**THE TASK**: Every line that includes the word "required" is to be listed.
**** DATA EXCERPTS
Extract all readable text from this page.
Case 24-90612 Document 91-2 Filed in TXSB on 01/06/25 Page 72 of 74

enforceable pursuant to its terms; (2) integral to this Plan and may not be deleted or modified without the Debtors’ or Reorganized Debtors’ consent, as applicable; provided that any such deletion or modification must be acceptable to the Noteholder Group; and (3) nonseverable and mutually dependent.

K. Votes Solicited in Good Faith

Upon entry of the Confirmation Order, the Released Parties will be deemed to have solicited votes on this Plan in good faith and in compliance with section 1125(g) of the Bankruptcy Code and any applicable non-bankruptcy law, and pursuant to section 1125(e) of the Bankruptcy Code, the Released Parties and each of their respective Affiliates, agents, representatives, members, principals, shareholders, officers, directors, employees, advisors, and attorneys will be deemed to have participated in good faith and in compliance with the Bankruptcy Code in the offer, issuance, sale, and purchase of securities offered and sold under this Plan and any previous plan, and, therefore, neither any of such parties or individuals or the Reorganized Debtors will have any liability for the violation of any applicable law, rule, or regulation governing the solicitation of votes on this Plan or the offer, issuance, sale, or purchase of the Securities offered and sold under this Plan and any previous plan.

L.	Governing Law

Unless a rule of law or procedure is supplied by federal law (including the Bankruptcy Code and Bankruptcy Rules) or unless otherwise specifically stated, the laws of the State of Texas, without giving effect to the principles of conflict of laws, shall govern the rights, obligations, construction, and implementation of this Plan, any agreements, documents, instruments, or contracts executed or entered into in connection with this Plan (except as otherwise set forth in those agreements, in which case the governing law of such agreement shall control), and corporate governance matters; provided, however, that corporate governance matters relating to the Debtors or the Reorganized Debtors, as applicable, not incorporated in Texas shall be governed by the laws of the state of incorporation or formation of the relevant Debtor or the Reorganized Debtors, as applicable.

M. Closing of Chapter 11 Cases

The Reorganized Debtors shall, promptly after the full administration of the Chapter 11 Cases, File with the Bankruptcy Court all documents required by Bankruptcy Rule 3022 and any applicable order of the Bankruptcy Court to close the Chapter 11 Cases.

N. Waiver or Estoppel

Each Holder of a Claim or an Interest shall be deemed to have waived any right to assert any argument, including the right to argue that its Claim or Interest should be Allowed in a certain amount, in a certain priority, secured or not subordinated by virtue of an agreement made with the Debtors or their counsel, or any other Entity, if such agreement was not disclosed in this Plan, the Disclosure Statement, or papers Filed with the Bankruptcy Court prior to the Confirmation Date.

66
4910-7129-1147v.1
********
**** DATA EXCERPTS
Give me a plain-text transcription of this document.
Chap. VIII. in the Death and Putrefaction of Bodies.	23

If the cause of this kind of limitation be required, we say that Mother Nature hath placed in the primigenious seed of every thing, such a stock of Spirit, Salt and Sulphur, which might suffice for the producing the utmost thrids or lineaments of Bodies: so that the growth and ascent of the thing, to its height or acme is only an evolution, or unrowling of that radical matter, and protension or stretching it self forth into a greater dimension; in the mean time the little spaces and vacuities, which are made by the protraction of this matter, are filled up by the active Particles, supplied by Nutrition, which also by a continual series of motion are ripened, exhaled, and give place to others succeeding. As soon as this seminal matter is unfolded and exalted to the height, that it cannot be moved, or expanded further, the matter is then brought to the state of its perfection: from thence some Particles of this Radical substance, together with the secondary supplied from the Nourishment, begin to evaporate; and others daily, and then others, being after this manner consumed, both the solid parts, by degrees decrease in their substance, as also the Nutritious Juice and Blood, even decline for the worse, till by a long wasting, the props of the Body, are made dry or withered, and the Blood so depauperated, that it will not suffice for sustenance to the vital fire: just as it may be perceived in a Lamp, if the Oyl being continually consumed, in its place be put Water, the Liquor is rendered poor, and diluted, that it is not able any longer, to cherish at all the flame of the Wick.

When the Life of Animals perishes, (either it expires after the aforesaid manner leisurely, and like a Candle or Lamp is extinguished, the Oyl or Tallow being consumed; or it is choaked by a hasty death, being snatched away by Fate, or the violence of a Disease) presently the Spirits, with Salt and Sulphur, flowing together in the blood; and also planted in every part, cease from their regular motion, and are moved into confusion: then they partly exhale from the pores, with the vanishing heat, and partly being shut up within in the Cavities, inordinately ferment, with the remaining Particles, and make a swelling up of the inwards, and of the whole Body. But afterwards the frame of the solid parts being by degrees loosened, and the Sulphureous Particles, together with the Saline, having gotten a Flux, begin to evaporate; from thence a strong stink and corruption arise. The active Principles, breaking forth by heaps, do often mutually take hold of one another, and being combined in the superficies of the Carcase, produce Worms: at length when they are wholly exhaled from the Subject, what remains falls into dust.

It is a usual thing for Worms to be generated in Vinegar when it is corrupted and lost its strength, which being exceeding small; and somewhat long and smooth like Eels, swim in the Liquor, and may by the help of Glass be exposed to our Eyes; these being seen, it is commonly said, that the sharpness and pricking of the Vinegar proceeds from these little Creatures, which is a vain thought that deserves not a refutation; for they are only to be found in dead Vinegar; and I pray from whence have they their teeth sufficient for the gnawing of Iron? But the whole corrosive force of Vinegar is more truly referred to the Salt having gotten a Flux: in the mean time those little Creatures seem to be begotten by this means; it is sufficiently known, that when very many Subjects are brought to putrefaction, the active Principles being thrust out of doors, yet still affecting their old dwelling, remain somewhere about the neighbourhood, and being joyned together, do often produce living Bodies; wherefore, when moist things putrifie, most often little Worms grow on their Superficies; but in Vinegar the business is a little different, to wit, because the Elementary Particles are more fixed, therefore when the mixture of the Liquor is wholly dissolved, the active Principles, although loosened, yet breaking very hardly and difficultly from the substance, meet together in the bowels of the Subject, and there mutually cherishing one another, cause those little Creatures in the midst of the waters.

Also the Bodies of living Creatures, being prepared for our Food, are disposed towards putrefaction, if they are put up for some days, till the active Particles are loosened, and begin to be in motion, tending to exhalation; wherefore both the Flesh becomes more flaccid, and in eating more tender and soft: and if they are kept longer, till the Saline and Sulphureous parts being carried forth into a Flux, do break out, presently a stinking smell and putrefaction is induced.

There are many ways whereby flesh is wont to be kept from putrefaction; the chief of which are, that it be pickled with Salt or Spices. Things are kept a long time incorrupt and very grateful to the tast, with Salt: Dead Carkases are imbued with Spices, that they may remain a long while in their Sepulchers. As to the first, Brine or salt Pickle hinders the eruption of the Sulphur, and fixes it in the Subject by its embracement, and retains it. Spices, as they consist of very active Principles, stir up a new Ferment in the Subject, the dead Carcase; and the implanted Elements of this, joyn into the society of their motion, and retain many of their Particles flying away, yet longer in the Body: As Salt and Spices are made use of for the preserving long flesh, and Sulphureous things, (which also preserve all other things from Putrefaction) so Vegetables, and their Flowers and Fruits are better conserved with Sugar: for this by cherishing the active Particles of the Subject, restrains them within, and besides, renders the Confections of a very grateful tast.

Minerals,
********
**THE OUTPUT**:
The Reorganized Debtors shall, promptly after the full administration of the Chapter 11 Cases, File with the Bankruptcy Court all documents required by Bankruptcy Rule 3022 and any applicable order of the Bankruptcy Court to close the Chapter 11 Cases.
If the cause of this kind of limitation be required, we say that Mother Nature hath placed in the primigenious seed of every thing, such a stock of Spirit, Salt and Sulphur, which might suffice for the producing the utmost thrids or lineaments of Bodies: so that the growth and ascent of the thing, to its height or acme is only an evolution, or unrowling of that radical matter, and protension or stretching it self forth into a greater dimension; in the mean time the little spaces and vacuities, which are made by the protraction of this matter, are filled up by the active Particles, supplied by Nutrition, which also by a continual series of motion are ripened, exhaled, and give place to others succeeding. As soon as this seminal matter is unfolded and exalted to the height, that it cannot be moved, or expanded further, the matter is then brought to the state of its perfection: from thence some Particles of this Radical substance, together with the secondary supplied from the Nourishment, begin to evaporate; and others daily, and then others, being after this manner consumed, both the solid parts, by degrees decrease in their substance, as also the Nutritious Juice and Blood, even decline for the worse, till by a long wasting, the props of the Body, are made dry or withered, and the Blood so depauperated, that it will not suffice for sustenance to the vital fire: just as it may be perceived in a Lamp, if the Oyl being continually consumed, in its place be put Water, the Liquor is rendered poor, and diluted, that it is not able any longer, to cherish at all the flame of the Wick.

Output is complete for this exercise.